▶ _YOUR TASK_
Every record below should be printed exactly as given.

▶ _SUPPLIED INFORMATION_
----
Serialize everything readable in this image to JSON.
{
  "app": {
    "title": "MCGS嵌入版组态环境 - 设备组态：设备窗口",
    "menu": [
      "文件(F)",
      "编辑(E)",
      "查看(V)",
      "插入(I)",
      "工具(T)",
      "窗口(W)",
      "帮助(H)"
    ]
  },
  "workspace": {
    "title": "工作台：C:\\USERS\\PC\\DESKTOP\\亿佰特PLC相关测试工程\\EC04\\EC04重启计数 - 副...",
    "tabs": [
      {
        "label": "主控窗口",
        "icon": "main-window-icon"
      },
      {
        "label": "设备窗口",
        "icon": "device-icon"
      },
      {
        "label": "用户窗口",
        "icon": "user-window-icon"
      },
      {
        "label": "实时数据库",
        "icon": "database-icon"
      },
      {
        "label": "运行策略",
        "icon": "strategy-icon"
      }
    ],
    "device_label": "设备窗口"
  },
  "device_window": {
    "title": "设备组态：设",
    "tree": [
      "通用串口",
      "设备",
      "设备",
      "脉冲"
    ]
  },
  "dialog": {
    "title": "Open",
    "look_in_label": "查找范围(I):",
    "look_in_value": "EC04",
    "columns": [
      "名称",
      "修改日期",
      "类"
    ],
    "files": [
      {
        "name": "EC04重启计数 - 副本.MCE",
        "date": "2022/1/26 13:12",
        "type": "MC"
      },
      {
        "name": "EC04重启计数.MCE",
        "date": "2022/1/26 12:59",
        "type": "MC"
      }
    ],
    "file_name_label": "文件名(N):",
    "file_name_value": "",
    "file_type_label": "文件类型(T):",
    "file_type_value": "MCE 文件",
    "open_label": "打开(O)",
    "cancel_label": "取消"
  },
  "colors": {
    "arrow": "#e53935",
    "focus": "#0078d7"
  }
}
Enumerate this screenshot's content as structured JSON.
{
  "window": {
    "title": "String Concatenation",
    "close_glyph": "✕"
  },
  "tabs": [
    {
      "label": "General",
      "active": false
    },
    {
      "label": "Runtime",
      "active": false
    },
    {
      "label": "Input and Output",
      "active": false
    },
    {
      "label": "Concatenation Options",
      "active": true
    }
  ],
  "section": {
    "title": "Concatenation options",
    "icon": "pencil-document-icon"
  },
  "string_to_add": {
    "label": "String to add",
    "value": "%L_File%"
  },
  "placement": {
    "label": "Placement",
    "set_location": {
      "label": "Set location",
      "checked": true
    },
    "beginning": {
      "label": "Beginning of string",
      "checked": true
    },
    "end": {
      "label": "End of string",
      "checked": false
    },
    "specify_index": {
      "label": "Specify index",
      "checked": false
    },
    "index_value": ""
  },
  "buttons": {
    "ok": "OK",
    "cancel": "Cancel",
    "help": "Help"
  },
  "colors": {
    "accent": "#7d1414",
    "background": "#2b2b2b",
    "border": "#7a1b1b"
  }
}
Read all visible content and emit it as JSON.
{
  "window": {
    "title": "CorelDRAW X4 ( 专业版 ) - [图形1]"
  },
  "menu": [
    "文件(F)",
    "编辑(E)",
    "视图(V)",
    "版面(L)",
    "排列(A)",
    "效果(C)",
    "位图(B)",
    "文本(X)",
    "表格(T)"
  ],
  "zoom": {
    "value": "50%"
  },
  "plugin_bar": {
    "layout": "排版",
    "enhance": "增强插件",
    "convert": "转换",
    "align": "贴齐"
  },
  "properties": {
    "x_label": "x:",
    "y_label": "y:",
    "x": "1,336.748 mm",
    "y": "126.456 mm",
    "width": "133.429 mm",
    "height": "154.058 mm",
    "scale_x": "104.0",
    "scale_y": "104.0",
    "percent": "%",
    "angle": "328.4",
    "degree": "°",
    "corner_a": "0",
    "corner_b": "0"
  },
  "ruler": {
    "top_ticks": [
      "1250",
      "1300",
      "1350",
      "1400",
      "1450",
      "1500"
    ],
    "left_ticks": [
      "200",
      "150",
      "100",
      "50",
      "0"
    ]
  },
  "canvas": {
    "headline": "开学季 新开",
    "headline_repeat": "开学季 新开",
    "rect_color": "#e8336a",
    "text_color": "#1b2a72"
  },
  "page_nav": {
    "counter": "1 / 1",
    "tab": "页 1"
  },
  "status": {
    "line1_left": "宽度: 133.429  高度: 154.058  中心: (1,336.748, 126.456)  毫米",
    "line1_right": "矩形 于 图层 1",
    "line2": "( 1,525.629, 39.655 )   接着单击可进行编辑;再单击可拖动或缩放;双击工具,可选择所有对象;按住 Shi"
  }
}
----
▶ _ANSWER TO THIS PROBLEM_
Serialize everything readable in this image to JSON.
{
  "app": {
    "title": "MCGS嵌入版组态环境 - 设备组态：设备窗口",
    "menu": [
      "文件(F)",
      "编辑(E)",
      "查看(V)",
      "插入(I)",
      "工具(T)",
      "窗口(W)",
      "帮助(H)"
    ]
  },
  "workspace": {
    "title": "工作台：C:\\USERS\\PC\\DESKTOP\\亿佰特PLC相关测试工程\\EC04\\EC04重启计数 - 副...",
    "tabs": [
      {
        "label": "主控窗口",
        "icon": "main-window-icon"
      },
      {
        "label": "设备窗口",
        "icon": "device-icon"
      },
      {
        "label": "用户窗口",
        "icon": "user-window-icon"
      },
      {
        "label": "实时数据库",
        "icon": "database-icon"
      },
      {
        "label": "运行策略",
        "icon": "strategy-icon"
      }
    ],
    "device_label": "设备窗口"
  },
  "device_window": {
    "title": "设备组态：设",
    "tree": [
      "通用串口",
      "设备",
      "设备",
      "脉冲"
    ]
  },
  "dialog": {
    "title": "Open",
    "look_in_label": "查找范围(I):",
    "look_in_value": "EC04",
    "columns": [
      "名称",
      "修改日期",
      "类"
    ],
    "files": [
      {
        "name": "EC04重启计数 - 副本.MCE",
        "date": "2022/1/26 13:12",
        "type": "MC"
      },
      {
        "name": "EC04重启计数.MCE",
        "date": "2022/1/26 12:59",
        "type": "MC"
      }
    ],
    "file_name_label": "文件名(N):",
    "file_name_value": "",
    "file_type_label": "文件类型(T):",
    "file_type_value": "MCE 文件",
    "open_label": "打开(O)",
    "cancel_label": "取消"
  },
  "colors": {
    "arrow": "#e53935",
    "focus": "#0078d7"
  }
}
Enumerate this screenshot's content as structured JSON.
{
  "window": {
    "title": "String Concatenation",
    "close_glyph": "✕"
  },
  "tabs": [
    {
      "label": "General",
      "active": false
    },
    {
      "label": "Runtime",
      "active": false
    },
    {
      "label": "Input and Output",
      "active": false
    },
    {
      "label": "Concatenation Options",
      "active": true
    }
  ],
  "section": {
    "title": "Concatenation options",
    "icon": "pencil-document-icon"
  },
  "string_to_add": {
    "label": "String to add",
    "value": "%L_File%"
  },
  "placement": {
    "label": "Placement",
    "set_location": {
      "label": "Set location",
      "checked": true
    },
    "beginning": {
      "label": "Beginning of string",
      "checked": true
    },
    "end": {
      "label": "End of string",
      "checked": false
    },
    "specify_index": {
      "label": "Specify index",
      "checked": false
    },
    "index_value": ""
  },
  "buttons": {
    "ok": "OK",
    "cancel": "Cancel",
    "help": "Help"
  },
  "colors": {
    "accent": "#7d1414",
    "background": "#2b2b2b",
    "border": "#7a1b1b"
  }
}
Read all visible content and emit it as JSON.
{
  "window": {
    "title": "CorelDRAW X4 ( 专业版 ) - [图形1]"
  },
  "menu": [
    "文件(F)",
    "编辑(E)",
    "视图(V)",
    "版面(L)",
    "排列(A)",
    "效果(C)",
    "位图(B)",
    "文本(X)",
    "表格(T)"
  ],
  "zoom": {
    "value": "50%"
  },
  "plugin_bar": {
    "layout": "排版",
    "enhance": "增强插件",
    "convert": "转换",
    "align": "贴齐"
  },
  "properties": {
    "x_label": "x:",
    "y_label": "y:",
    "x": "1,336.748 mm",
    "y": "126.456 mm",
    "width": "133.429 mm",
    "height": "154.058 mm",
    "scale_x": "104.0",
    "scale_y": "104.0",
    "percent": "%",
    "angle": "328.4",
    "degree": "°",
    "corner_a": "0",
    "corner_b": "0"
  },
  "ruler": {
    "top_ticks": [
      "1250",
      "1300",
      "1350",
      "1400",
      "1450",
      "1500"
    ],
    "left_ticks": [
      "200",
      "150",
      "100",
      "50",
      "0"
    ]
  },
  "canvas": {
    "headline": "开学季 新开",
    "headline_repeat": "开学季 新开",
    "rect_color": "#e8336a",
    "text_color": "#1b2a72"
  },
  "page_nav": {
    "counter": "1 / 1",
    "tab": "页 1"
  },
  "status": {
    "line1_left": "宽度: 133.429  高度: 154.058  中心: (1,336.748, 126.456)  毫米",
    "line1_right": "矩形 于 图层 1",
    "line2": "( 1,525.629, 39.655 )   接着单击可进行编辑;再单击可拖动或缩放;双击工具,可选择所有对象;按住 Shi"
  }
}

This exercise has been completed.